▶ [Instructions to follow]: Echo every line of the material below, keeping each word and number unchanged.

▶ [Dataset excerpts]:
+++++

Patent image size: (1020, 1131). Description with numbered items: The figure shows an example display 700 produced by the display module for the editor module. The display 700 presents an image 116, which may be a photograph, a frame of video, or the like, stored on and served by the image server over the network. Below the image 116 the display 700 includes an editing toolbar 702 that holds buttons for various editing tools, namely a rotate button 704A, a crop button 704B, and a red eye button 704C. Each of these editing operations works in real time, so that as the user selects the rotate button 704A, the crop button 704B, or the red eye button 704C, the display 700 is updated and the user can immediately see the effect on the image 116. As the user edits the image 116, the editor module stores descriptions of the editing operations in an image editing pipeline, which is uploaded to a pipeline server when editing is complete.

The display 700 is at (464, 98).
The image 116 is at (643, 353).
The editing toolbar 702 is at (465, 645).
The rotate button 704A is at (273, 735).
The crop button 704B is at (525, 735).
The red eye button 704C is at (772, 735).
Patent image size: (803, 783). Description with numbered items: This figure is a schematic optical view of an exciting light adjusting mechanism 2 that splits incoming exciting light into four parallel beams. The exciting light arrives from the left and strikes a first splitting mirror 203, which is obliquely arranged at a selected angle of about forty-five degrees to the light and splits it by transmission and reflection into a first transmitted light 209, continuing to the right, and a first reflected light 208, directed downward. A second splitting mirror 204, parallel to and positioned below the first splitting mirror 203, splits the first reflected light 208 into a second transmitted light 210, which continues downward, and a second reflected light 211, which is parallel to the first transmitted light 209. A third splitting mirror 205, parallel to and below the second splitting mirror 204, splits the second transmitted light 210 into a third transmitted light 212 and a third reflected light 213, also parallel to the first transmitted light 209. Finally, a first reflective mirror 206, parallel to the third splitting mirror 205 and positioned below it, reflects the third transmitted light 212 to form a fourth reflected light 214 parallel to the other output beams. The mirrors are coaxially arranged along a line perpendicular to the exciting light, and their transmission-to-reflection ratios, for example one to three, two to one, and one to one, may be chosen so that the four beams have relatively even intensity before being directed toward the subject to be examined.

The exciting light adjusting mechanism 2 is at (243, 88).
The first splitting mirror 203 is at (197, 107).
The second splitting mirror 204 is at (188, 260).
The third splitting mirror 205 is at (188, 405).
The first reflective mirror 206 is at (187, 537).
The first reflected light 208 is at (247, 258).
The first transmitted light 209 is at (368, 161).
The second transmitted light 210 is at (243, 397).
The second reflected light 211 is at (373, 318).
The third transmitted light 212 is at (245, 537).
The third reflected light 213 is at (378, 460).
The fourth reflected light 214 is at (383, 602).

+++++

▶ [Exercise answer]:
Patent image size: (1020, 1131). Description with numbered items: The figure shows an example display 700 produced by the display module for the editor module. The display 700 presents an image 116, which may be a photograph, a frame of video, or the like, stored on and served by the image server over the network. Below the image 116 the display 700 includes an editing toolbar 702 that holds buttons for various editing tools, namely a rotate button 704A, a crop button 704B, and a red eye button 704C. Each of these editing operations works in real time, so that as the user selects the rotate button 704A, the crop button 704B, or the red eye button 704C, the display 700 is updated and the user can immediately see the effect on the image 116. As the user edits the image 116, the editor module stores descriptions of the editing operations in an image editing pipeline, which is uploaded to a pipeline server when editing is complete.

The display 700 is at (464, 98).
The image 116 is at (643, 353).
The editing toolbar 702 is at (465, 645).
The rotate button 704A is at (273, 735).
The crop button 704B is at (525, 735).
The red eye button 704C is at (772, 735).
Patent image size: (803, 783). Description with numbered items: This figure is a schematic optical view of an exciting light adjusting mechanism 2 that splits incoming exciting light into four parallel beams. The exciting light arrives from the left and strikes a first splitting mirror 203, which is obliquely arranged at a selected angle of about forty-five degrees to the light and splits it by transmission and reflection into a first transmitted light 209, continuing to the right, and a first reflected light 208, directed downward. A second splitting mirror 204, parallel to and positioned below the first splitting mirror 203, splits the first reflected light 208 into a second transmitted light 210, which continues downward, and a second reflected light 211, which is parallel to the first transmitted light 209. A third splitting mirror 205, parallel to and below the second splitting mirror 204, splits the second transmitted light 210 into a third transmitted light 212 and a third reflected light 213, also parallel to the first transmitted light 209. Finally, a first reflective mirror 206, parallel to the third splitting mirror 205 and positioned below it, reflects the third transmitted light 212 to form a fourth reflected light 214 parallel to the other output beams. The mirrors are coaxially arranged along a line perpendicular to the exciting light, and their transmission-to-reflection ratios, for example one to three, two to one, and one to one, may be chosen so that the four beams have relatively even intensity before being directed toward the subject to be examined.

The exciting light adjusting mechanism 2 is at (243, 88).
The first splitting mirror 203 is at (197, 107).
The second splitting mirror 204 is at (188, 260).
The third splitting mirror 205 is at (188, 405).
The first reflective mirror 206 is at (187, 537).
The first reflected light 208 is at (247, 258).
The first transmitted light 209 is at (368, 161).
The second transmitted light 210 is at (243, 397).
The second reflected light 211 is at (373, 318).
The third transmitted light 212 is at (245, 537).
The third reflected light 213 is at (378, 460).
The fourth reflected light 214 is at (383, 602).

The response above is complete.